> _STATED TASK_:
Select and reproduce each line of the listing below that bears the string "Beamforming".

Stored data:
──────────────────────────────

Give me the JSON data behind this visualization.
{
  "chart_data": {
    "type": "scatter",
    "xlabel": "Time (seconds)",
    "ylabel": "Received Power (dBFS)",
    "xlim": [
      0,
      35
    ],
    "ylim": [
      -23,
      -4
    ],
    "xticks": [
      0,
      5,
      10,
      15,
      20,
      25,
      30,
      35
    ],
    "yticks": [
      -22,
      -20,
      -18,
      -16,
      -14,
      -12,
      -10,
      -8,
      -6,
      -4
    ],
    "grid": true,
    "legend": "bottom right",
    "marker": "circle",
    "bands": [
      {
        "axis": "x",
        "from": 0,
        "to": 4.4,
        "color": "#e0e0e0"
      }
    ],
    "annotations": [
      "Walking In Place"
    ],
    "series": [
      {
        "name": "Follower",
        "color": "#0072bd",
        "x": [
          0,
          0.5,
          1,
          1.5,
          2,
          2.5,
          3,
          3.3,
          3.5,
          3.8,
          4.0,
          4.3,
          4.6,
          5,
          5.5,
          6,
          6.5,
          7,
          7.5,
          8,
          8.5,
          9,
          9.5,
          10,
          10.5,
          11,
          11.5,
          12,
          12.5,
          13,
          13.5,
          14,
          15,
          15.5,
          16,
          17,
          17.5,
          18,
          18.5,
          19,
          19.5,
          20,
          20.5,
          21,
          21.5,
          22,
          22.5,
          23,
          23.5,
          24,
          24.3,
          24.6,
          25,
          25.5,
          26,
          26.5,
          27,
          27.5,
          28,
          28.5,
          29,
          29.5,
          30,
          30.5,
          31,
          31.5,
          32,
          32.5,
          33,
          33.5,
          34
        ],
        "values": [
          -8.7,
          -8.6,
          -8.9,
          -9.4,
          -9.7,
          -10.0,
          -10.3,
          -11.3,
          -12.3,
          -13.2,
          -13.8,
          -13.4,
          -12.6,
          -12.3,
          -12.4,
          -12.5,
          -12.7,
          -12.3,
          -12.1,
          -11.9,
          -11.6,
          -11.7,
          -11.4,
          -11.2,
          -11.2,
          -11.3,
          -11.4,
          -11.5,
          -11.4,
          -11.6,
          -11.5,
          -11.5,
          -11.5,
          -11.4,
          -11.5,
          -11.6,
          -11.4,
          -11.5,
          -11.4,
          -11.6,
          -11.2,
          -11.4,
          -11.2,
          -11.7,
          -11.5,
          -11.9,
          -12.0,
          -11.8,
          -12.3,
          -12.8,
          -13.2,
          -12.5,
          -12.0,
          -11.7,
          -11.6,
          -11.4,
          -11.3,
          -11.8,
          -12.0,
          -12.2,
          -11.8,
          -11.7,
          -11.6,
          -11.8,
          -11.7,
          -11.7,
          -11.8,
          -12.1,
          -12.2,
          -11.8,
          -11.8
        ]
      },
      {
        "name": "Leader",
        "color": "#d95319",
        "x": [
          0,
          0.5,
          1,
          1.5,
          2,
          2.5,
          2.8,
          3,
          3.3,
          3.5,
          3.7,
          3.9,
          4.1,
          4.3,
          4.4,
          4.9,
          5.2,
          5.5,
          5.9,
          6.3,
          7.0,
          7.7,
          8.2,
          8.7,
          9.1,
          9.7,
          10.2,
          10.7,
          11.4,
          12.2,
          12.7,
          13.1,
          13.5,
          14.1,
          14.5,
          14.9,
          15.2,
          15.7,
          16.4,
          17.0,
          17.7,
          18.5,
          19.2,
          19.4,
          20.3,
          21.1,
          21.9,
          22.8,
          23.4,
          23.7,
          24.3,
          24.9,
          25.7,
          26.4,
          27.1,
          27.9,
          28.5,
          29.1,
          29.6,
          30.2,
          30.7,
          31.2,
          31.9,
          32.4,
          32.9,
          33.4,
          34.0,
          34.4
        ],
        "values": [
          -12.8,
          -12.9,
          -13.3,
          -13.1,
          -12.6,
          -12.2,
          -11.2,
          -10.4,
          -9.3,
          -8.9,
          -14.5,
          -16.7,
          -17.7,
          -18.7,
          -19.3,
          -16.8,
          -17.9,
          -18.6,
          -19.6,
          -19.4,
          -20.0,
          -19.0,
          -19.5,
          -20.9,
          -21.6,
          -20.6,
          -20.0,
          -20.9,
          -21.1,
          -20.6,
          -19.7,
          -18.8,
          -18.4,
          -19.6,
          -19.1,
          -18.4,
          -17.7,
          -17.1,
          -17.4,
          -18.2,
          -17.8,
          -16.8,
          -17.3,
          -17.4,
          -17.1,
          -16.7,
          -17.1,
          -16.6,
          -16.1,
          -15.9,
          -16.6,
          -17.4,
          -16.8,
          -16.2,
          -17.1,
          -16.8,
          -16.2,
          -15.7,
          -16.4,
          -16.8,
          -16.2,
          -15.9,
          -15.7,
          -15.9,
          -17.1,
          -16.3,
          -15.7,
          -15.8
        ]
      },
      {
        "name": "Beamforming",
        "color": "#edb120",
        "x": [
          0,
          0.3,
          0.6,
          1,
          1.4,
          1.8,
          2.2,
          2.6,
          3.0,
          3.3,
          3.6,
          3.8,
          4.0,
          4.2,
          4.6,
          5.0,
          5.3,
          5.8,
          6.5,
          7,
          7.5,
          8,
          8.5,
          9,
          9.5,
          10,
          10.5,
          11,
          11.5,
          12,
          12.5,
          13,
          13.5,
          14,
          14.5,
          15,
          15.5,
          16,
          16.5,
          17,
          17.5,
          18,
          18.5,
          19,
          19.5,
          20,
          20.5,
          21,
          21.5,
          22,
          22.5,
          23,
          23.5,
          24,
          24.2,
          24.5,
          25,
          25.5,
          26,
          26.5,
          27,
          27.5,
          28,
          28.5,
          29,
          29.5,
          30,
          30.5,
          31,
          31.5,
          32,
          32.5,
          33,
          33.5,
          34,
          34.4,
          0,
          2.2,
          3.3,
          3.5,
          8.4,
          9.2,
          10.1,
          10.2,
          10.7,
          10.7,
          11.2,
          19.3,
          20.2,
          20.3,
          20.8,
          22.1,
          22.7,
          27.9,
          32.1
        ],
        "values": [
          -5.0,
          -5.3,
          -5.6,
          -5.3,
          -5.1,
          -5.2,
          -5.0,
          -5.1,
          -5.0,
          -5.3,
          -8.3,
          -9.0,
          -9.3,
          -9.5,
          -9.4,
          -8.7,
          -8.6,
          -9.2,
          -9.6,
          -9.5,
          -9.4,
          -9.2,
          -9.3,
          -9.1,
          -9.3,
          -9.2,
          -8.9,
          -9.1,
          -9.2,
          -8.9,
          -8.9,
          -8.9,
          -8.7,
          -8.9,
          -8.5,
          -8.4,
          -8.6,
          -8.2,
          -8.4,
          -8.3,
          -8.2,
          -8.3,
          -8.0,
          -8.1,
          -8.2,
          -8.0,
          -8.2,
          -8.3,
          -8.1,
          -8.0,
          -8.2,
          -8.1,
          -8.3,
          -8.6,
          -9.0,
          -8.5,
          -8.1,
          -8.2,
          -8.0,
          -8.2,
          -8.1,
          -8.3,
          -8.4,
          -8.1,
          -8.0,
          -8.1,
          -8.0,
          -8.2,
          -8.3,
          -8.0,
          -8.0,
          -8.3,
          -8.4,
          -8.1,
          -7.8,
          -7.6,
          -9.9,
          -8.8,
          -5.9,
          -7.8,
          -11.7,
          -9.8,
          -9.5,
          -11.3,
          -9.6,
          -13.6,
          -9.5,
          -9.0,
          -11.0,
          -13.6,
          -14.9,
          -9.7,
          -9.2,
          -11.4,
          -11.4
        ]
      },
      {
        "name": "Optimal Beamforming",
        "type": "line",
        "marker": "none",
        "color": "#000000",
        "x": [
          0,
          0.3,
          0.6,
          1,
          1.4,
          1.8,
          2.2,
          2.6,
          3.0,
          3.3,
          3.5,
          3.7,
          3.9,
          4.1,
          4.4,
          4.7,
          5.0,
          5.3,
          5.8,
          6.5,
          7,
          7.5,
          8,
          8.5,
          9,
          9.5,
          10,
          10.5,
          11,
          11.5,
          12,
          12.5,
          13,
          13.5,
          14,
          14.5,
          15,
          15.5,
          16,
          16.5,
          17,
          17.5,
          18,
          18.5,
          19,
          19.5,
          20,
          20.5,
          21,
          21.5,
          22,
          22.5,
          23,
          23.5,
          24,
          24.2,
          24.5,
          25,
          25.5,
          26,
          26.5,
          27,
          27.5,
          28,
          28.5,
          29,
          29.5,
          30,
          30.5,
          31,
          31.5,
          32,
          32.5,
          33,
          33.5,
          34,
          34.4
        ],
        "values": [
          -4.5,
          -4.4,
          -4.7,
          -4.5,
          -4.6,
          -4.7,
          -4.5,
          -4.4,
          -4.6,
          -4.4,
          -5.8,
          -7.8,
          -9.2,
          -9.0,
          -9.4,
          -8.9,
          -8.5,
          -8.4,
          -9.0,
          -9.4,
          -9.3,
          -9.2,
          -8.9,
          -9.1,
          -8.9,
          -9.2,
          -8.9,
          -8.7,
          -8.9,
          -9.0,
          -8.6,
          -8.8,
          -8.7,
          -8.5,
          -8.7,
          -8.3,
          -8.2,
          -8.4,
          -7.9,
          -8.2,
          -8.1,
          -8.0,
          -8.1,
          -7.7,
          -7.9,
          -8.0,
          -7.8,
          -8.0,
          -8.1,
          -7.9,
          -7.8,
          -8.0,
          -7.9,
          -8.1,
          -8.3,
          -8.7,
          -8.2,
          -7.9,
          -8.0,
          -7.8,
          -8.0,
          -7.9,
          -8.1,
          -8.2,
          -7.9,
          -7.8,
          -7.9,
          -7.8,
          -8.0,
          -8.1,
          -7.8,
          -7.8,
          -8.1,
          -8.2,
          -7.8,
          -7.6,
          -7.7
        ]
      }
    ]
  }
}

──────────────────────────────

> _ANSWER TO THE EXERCISE_:
        "name": "Beamforming",
        "name": "Optimal Beamforming",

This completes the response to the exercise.